▶ _WHAT YOU WILL DO_: Transcribe the records that follow exactly. Skip the pictures.

▶ _TASK INPUTS_:
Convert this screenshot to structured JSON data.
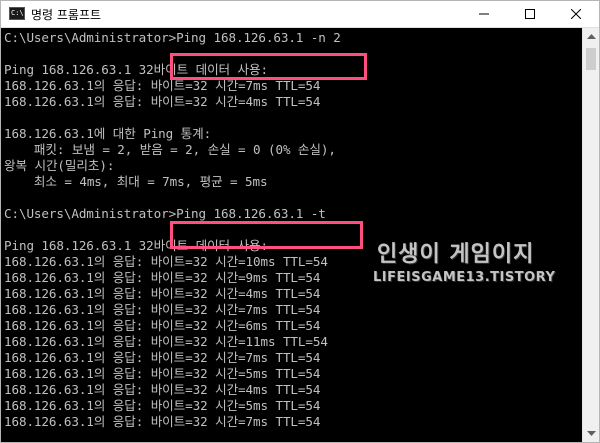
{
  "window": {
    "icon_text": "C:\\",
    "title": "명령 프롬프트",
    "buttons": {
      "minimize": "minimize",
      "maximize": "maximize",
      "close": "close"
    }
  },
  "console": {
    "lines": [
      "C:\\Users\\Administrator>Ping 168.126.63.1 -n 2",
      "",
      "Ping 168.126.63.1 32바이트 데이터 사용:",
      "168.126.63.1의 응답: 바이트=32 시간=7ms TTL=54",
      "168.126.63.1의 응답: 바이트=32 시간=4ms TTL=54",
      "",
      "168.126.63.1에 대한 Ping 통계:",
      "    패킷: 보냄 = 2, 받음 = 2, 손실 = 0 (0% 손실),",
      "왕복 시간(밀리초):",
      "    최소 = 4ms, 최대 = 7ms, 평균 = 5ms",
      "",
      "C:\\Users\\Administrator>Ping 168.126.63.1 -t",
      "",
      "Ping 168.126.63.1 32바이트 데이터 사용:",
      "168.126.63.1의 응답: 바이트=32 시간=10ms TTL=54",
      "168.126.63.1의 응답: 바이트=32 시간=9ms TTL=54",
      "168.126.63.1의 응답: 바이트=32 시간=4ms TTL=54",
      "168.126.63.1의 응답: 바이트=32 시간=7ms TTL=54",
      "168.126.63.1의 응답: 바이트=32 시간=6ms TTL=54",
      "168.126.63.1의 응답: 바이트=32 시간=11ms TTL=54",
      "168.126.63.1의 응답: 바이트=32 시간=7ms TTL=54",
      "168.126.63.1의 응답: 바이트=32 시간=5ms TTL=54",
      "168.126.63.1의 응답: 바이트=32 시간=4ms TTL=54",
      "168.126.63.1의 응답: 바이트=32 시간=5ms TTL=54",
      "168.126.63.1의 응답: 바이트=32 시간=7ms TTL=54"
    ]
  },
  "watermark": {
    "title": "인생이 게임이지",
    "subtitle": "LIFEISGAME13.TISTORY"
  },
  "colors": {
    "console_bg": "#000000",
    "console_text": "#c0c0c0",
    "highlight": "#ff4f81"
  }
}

▶ _TASK OUTPUT_:
Convert this screenshot to structured JSON data.
{
  "window": {
    "icon_text": "C:\\",
    "title": "명령 프롬프트",
    "buttons": {
      "minimize": "minimize",
      "maximize": "maximize",
      "close": "close"
    }
  },
  "console": {
    "lines": [
      "C:\\Users\\Administrator>Ping 168.126.63.1 -n 2",
      "",
      "Ping 168.126.63.1 32바이트 데이터 사용:",
      "168.126.63.1의 응답: 바이트=32 시간=7ms TTL=54",
      "168.126.63.1의 응답: 바이트=32 시간=4ms TTL=54",
      "",
      "168.126.63.1에 대한 Ping 통계:",
      "    패킷: 보냄 = 2, 받음 = 2, 손실 = 0 (0% 손실),",
      "왕복 시간(밀리초):",
      "    최소 = 4ms, 최대 = 7ms, 평균 = 5ms",
      "",
      "C:\\Users\\Administrator>Ping 168.126.63.1 -t",
      "",
      "Ping 168.126.63.1 32바이트 데이터 사용:",
      "168.126.63.1의 응답: 바이트=32 시간=10ms TTL=54",
      "168.126.63.1의 응답: 바이트=32 시간=9ms TTL=54",
      "168.126.63.1의 응답: 바이트=32 시간=4ms TTL=54",
      "168.126.63.1의 응답: 바이트=32 시간=7ms TTL=54",
      "168.126.63.1의 응답: 바이트=32 시간=6ms TTL=54",
      "168.126.63.1의 응답: 바이트=32 시간=11ms TTL=54",
      "168.126.63.1의 응답: 바이트=32 시간=7ms TTL=54",
      "168.126.63.1의 응답: 바이트=32 시간=5ms TTL=54",
      "168.126.63.1의 응답: 바이트=32 시간=4ms TTL=54",
      "168.126.63.1의 응답: 바이트=32 시간=5ms TTL=54",
      "168.126.63.1의 응답: 바이트=32 시간=7ms TTL=54"
    ]
  },
  "watermark": {
    "title": "인생이 게임이지",
    "subtitle": "LIFEISGAME13.TISTORY"
  },
  "colors": {
    "console_bg": "#000000",
    "console_text": "#c0c0c0",
    "highlight": "#ff4f81"
  }
}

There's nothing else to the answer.